All of the data should be output character for character, except the pictures.

** START Data excerpts **

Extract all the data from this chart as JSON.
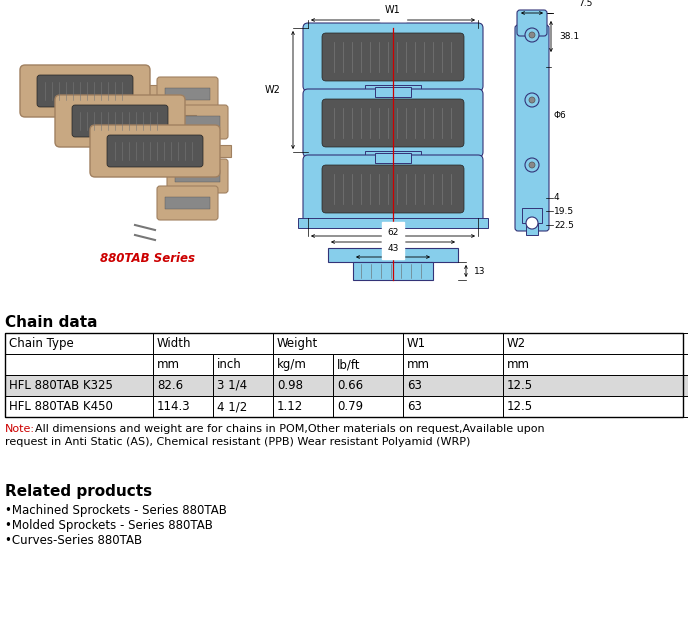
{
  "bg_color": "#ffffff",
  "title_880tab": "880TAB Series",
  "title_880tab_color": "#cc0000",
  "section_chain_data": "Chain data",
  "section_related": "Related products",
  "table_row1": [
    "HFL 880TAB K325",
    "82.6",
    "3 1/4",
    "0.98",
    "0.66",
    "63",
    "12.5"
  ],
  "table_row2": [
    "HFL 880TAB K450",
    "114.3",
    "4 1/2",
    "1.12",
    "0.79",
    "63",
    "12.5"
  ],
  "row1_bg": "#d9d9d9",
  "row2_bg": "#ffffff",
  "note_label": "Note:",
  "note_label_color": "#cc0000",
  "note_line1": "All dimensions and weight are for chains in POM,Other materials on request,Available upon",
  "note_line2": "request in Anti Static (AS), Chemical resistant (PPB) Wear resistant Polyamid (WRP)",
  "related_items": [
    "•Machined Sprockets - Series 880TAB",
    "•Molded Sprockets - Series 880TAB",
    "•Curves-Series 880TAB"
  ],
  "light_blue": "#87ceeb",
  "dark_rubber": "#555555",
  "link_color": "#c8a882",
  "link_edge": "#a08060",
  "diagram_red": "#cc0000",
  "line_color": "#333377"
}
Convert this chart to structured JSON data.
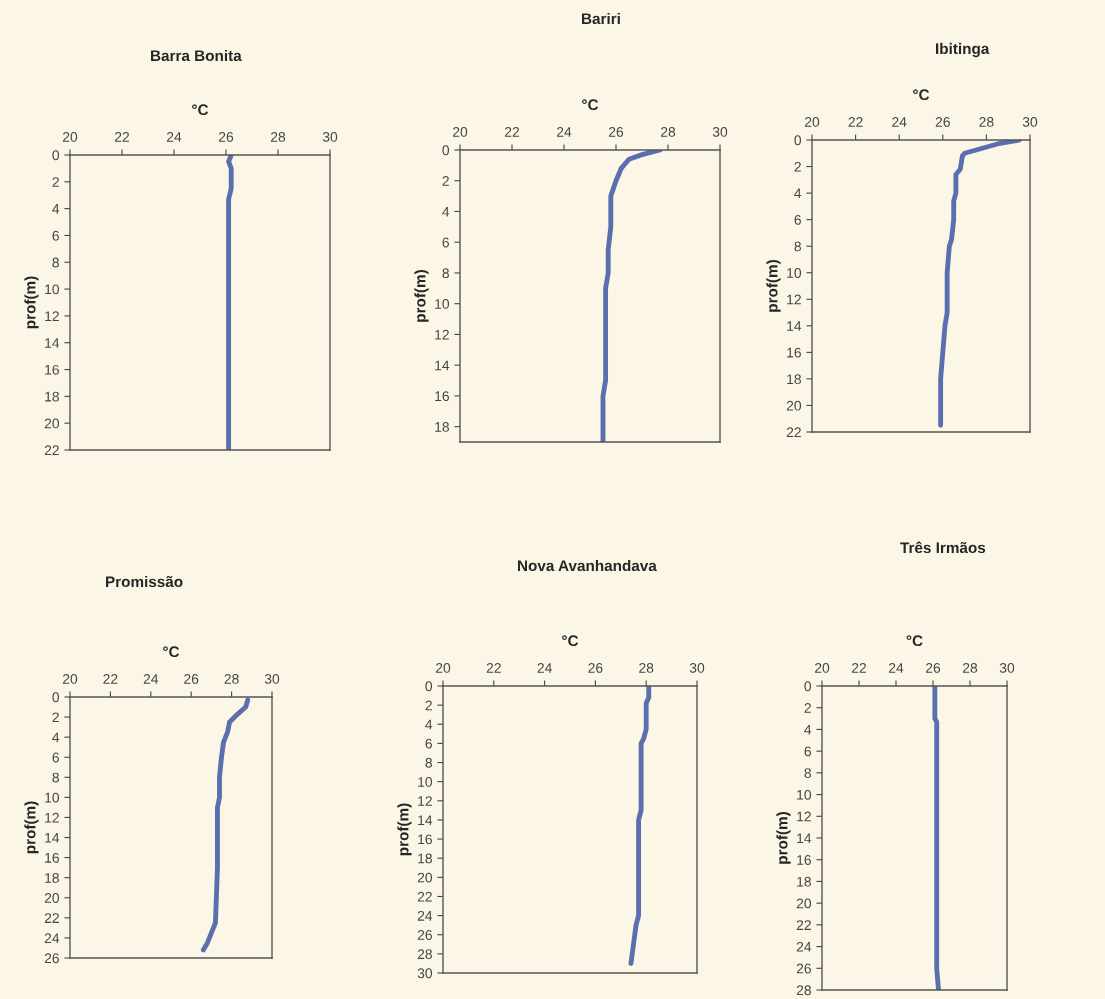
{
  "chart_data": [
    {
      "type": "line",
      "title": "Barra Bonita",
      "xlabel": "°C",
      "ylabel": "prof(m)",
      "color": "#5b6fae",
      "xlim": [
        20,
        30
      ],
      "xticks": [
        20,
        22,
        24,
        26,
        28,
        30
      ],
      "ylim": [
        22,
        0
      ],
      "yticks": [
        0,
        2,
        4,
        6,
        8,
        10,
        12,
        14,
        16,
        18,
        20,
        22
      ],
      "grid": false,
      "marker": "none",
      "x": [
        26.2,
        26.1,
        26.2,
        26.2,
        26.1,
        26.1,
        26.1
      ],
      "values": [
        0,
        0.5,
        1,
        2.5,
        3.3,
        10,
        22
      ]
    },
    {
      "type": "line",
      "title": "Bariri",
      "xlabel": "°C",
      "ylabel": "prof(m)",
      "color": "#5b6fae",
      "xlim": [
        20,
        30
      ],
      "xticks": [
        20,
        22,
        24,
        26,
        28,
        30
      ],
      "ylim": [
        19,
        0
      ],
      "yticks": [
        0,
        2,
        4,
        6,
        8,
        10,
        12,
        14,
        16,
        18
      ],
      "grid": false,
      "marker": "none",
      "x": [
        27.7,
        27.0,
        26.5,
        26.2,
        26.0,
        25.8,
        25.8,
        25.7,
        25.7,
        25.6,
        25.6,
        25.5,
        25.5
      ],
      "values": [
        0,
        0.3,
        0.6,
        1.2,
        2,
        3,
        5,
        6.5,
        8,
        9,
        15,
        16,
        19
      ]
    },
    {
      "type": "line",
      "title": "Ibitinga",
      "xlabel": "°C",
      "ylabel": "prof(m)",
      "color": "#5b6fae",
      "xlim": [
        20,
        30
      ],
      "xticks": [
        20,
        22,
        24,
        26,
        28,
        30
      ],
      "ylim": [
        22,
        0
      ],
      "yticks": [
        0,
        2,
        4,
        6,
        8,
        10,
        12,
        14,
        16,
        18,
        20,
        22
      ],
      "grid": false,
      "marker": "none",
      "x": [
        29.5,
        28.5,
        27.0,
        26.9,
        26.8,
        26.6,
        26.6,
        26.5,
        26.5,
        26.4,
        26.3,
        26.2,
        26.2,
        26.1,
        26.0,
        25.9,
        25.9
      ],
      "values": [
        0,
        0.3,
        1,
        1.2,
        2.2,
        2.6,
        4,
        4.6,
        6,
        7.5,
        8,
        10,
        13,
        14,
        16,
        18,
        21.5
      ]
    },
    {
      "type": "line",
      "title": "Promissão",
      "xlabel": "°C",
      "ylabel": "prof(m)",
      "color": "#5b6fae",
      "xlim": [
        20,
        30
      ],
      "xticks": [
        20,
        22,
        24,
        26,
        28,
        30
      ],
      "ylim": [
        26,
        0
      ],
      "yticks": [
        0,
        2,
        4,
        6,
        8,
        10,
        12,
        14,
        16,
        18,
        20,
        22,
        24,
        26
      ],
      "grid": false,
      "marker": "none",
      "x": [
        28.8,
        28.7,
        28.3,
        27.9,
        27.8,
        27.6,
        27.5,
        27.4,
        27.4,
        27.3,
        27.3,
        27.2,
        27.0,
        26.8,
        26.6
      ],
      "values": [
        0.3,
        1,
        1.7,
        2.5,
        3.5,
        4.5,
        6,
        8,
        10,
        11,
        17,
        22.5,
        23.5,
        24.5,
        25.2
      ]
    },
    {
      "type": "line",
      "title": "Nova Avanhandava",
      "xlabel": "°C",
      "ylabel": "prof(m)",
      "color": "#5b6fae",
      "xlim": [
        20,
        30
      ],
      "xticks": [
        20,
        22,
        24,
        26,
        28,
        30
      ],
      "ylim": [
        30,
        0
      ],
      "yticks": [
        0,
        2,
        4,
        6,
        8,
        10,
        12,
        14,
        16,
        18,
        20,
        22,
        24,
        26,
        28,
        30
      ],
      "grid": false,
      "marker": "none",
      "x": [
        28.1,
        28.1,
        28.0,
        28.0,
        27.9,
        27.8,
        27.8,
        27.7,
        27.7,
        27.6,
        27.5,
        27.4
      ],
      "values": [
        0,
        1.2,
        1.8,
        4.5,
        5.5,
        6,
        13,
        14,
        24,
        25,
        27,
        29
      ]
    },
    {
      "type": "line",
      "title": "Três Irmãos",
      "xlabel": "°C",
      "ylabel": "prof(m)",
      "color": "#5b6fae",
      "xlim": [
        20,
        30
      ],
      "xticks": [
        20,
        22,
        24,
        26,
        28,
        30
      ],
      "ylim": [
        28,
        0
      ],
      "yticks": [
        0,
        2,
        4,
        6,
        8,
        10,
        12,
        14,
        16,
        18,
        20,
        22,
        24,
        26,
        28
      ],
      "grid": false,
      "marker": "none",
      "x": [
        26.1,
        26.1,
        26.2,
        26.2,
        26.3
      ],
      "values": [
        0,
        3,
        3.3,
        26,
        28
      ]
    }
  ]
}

** END Data excerpts **

◆ The output
Extract all the data from this chart as JSON.
{
  "bg_color": "#ffffff",
  "title_880tab": "880TAB Series",
  "title_880tab_color": "#cc0000",
  "section_chain_data": "Chain data",
  "section_related": "Related products",
  "table_row1": [
    "HFL 880TAB K325",
    "82.6",
    "3 1/4",
    "0.98",
    "0.66",
    "63",
    "12.5"
  ],
  "table_row2": [
    "HFL 880TAB K450",
    "114.3",
    "4 1/2",
    "1.12",
    "0.79",
    "63",
    "12.5"
  ],
  "row1_bg": "#d9d9d9",
  "row2_bg": "#ffffff",
  "note_label": "Note:",
  "note_label_color": "#cc0000",
  "note_line1": "All dimensions and weight are for chains in POM,Other materials on request,Available upon",
  "note_line2": "request in Anti Static (AS), Chemical resistant (PPB) Wear resistant Polyamid (WRP)",
  "related_items": [
    "•Machined Sprockets - Series 880TAB",
    "•Molded Sprockets - Series 880TAB",
    "•Curves-Series 880TAB"
  ],
  "light_blue": "#87ceeb",
  "dark_rubber": "#555555",
  "link_color": "#c8a882",
  "link_edge": "#a08060",
  "diagram_red": "#cc0000",
  "line_color": "#333377"
}
Convert this chart to structured JSON data.
{
  "chart_data": [
    {
      "type": "line",
      "title": "Barra Bonita",
      "xlabel": "°C",
      "ylabel": "prof(m)",
      "color": "#5b6fae",
      "xlim": [
        20,
        30
      ],
      "xticks": [
        20,
        22,
        24,
        26,
        28,
        30
      ],
      "ylim": [
        22,
        0
      ],
      "yticks": [
        0,
        2,
        4,
        6,
        8,
        10,
        12,
        14,
        16,
        18,
        20,
        22
      ],
      "grid": false,
      "marker": "none",
      "x": [
        26.2,
        26.1,
        26.2,
        26.2,
        26.1,
        26.1,
        26.1
      ],
      "values": [
        0,
        0.5,
        1,
        2.5,
        3.3,
        10,
        22
      ]
    },
    {
      "type": "line",
      "title": "Bariri",
      "xlabel": "°C",
      "ylabel": "prof(m)",
      "color": "#5b6fae",
      "xlim": [
        20,
        30
      ],
      "xticks": [
        20,
        22,
        24,
        26,
        28,
        30
      ],
      "ylim": [
        19,
        0
      ],
      "yticks": [
        0,
        2,
        4,
        6,
        8,
        10,
        12,
        14,
        16,
        18
      ],
      "grid": false,
      "marker": "none",
      "x": [
        27.7,
        27.0,
        26.5,
        26.2,
        26.0,
        25.8,
        25.8,
        25.7,
        25.7,
        25.6,
        25.6,
        25.5,
        25.5
      ],
      "values": [
        0,
        0.3,
        0.6,
        1.2,
        2,
        3,
        5,
        6.5,
        8,
        9,
        15,
        16,
        19
      ]
    },
    {
      "type": "line",
      "title": "Ibitinga",
      "xlabel": "°C",
      "ylabel": "prof(m)",
      "color": "#5b6fae",
      "xlim": [
        20,
        30
      ],
      "xticks": [
        20,
        22,
        24,
        26,
        28,
        30
      ],
      "ylim": [
        22,
        0
      ],
      "yticks": [
        0,
        2,
        4,
        6,
        8,
        10,
        12,
        14,
        16,
        18,
        20,
        22
      ],
      "grid": false,
      "marker": "none",
      "x": [
        29.5,
        28.5,
        27.0,
        26.9,
        26.8,
        26.6,
        26.6,
        26.5,
        26.5,
        26.4,
        26.3,
        26.2,
        26.2,
        26.1,
        26.0,
        25.9,
        25.9
      ],
      "values": [
        0,
        0.3,
        1,
        1.2,
        2.2,
        2.6,
        4,
        4.6,
        6,
        7.5,
        8,
        10,
        13,
        14,
        16,
        18,
        21.5
      ]
    },
    {
      "type": "line",
      "title": "Promissão",
      "xlabel": "°C",
      "ylabel": "prof(m)",
      "color": "#5b6fae",
      "xlim": [
        20,
        30
      ],
      "xticks": [
        20,
        22,
        24,
        26,
        28,
        30
      ],
      "ylim": [
        26,
        0
      ],
      "yticks": [
        0,
        2,
        4,
        6,
        8,
        10,
        12,
        14,
        16,
        18,
        20,
        22,
        24,
        26
      ],
      "grid": false,
      "marker": "none",
      "x": [
        28.8,
        28.7,
        28.3,
        27.9,
        27.8,
        27.6,
        27.5,
        27.4,
        27.4,
        27.3,
        27.3,
        27.2,
        27.0,
        26.8,
        26.6
      ],
      "values": [
        0.3,
        1,
        1.7,
        2.5,
        3.5,
        4.5,
        6,
        8,
        10,
        11,
        17,
        22.5,
        23.5,
        24.5,
        25.2
      ]
    },
    {
      "type": "line",
      "title": "Nova Avanhandava",
      "xlabel": "°C",
      "ylabel": "prof(m)",
      "color": "#5b6fae",
      "xlim": [
        20,
        30
      ],
      "xticks": [
        20,
        22,
        24,
        26,
        28,
        30
      ],
      "ylim": [
        30,
        0
      ],
      "yticks": [
        0,
        2,
        4,
        6,
        8,
        10,
        12,
        14,
        16,
        18,
        20,
        22,
        24,
        26,
        28,
        30
      ],
      "grid": false,
      "marker": "none",
      "x": [
        28.1,
        28.1,
        28.0,
        28.0,
        27.9,
        27.8,
        27.8,
        27.7,
        27.7,
        27.6,
        27.5,
        27.4
      ],
      "values": [
        0,
        1.2,
        1.8,
        4.5,
        5.5,
        6,
        13,
        14,
        24,
        25,
        27,
        29
      ]
    },
    {
      "type": "line",
      "title": "Três Irmãos",
      "xlabel": "°C",
      "ylabel": "prof(m)",
      "color": "#5b6fae",
      "xlim": [
        20,
        30
      ],
      "xticks": [
        20,
        22,
        24,
        26,
        28,
        30
      ],
      "ylim": [
        28,
        0
      ],
      "yticks": [
        0,
        2,
        4,
        6,
        8,
        10,
        12,
        14,
        16,
        18,
        20,
        22,
        24,
        26,
        28
      ],
      "grid": false,
      "marker": "none",
      "x": [
        26.1,
        26.1,
        26.2,
        26.2,
        26.3
      ],
      "values": [
        0,
        3,
        3.3,
        26,
        28
      ]
    }
  ]
}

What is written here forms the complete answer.